**PROMPT**
Make an exact copy of the entries below.

(Stored data entries)
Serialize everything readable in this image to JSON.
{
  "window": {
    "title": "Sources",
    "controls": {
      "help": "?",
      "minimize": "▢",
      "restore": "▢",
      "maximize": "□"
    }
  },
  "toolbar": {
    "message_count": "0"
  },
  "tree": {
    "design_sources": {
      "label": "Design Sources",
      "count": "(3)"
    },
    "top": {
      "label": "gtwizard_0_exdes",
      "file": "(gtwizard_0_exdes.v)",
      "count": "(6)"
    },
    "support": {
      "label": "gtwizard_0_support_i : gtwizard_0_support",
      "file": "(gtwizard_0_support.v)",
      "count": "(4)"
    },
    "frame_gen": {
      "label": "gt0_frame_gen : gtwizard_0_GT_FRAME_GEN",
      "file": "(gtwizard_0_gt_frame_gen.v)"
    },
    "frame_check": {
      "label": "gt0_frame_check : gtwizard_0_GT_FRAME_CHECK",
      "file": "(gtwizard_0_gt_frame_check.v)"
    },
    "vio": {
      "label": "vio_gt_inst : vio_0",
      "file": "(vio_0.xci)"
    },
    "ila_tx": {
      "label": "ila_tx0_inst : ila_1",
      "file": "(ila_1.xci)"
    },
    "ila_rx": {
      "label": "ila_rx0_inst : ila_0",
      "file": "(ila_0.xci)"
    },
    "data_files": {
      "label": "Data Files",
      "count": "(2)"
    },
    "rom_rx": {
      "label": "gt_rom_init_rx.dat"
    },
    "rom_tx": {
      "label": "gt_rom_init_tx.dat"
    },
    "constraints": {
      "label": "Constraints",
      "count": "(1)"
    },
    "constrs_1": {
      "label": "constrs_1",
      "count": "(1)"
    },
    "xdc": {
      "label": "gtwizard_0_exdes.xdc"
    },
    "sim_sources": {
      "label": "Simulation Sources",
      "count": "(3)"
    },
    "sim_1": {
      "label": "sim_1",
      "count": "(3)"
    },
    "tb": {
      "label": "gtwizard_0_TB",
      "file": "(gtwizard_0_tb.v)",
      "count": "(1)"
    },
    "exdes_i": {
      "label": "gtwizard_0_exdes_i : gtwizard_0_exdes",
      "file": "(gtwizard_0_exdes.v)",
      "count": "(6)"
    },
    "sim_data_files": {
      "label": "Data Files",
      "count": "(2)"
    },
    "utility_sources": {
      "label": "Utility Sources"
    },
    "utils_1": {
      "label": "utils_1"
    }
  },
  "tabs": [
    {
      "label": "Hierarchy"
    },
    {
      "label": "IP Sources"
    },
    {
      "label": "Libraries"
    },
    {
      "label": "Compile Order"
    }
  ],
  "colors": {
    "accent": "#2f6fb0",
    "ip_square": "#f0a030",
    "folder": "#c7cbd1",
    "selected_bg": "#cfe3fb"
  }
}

**REPLY TO THE TASK**
Serialize everything readable in this image to JSON.
{
  "window": {
    "title": "Sources",
    "controls": {
      "help": "?",
      "minimize": "▢",
      "restore": "▢",
      "maximize": "□"
    }
  },
  "toolbar": {
    "message_count": "0"
  },
  "tree": {
    "design_sources": {
      "label": "Design Sources",
      "count": "(3)"
    },
    "top": {
      "label": "gtwizard_0_exdes",
      "file": "(gtwizard_0_exdes.v)",
      "count": "(6)"
    },
    "support": {
      "label": "gtwizard_0_support_i : gtwizard_0_support",
      "file": "(gtwizard_0_support.v)",
      "count": "(4)"
    },
    "frame_gen": {
      "label": "gt0_frame_gen : gtwizard_0_GT_FRAME_GEN",
      "file": "(gtwizard_0_gt_frame_gen.v)"
    },
    "frame_check": {
      "label": "gt0_frame_check : gtwizard_0_GT_FRAME_CHECK",
      "file": "(gtwizard_0_gt_frame_check.v)"
    },
    "vio": {
      "label": "vio_gt_inst : vio_0",
      "file": "(vio_0.xci)"
    },
    "ila_tx": {
      "label": "ila_tx0_inst : ila_1",
      "file": "(ila_1.xci)"
    },
    "ila_rx": {
      "label": "ila_rx0_inst : ila_0",
      "file": "(ila_0.xci)"
    },
    "data_files": {
      "label": "Data Files",
      "count": "(2)"
    },
    "rom_rx": {
      "label": "gt_rom_init_rx.dat"
    },
    "rom_tx": {
      "label": "gt_rom_init_tx.dat"
    },
    "constraints": {
      "label": "Constraints",
      "count": "(1)"
    },
    "constrs_1": {
      "label": "constrs_1",
      "count": "(1)"
    },
    "xdc": {
      "label": "gtwizard_0_exdes.xdc"
    },
    "sim_sources": {
      "label": "Simulation Sources",
      "count": "(3)"
    },
    "sim_1": {
      "label": "sim_1",
      "count": "(3)"
    },
    "tb": {
      "label": "gtwizard_0_TB",
      "file": "(gtwizard_0_tb.v)",
      "count": "(1)"
    },
    "exdes_i": {
      "label": "gtwizard_0_exdes_i : gtwizard_0_exdes",
      "file": "(gtwizard_0_exdes.v)",
      "count": "(6)"
    },
    "sim_data_files": {
      "label": "Data Files",
      "count": "(2)"
    },
    "utility_sources": {
      "label": "Utility Sources"
    },
    "utils_1": {
      "label": "utils_1"
    }
  },
  "tabs": [
    {
      "label": "Hierarchy"
    },
    {
      "label": "IP Sources"
    },
    {
      "label": "Libraries"
    },
    {
      "label": "Compile Order"
    }
  ],
  "colors": {
    "accent": "#2f6fb0",
    "ip_square": "#f0a030",
    "folder": "#c7cbd1",
    "selected_bg": "#cfe3fb"
  }
}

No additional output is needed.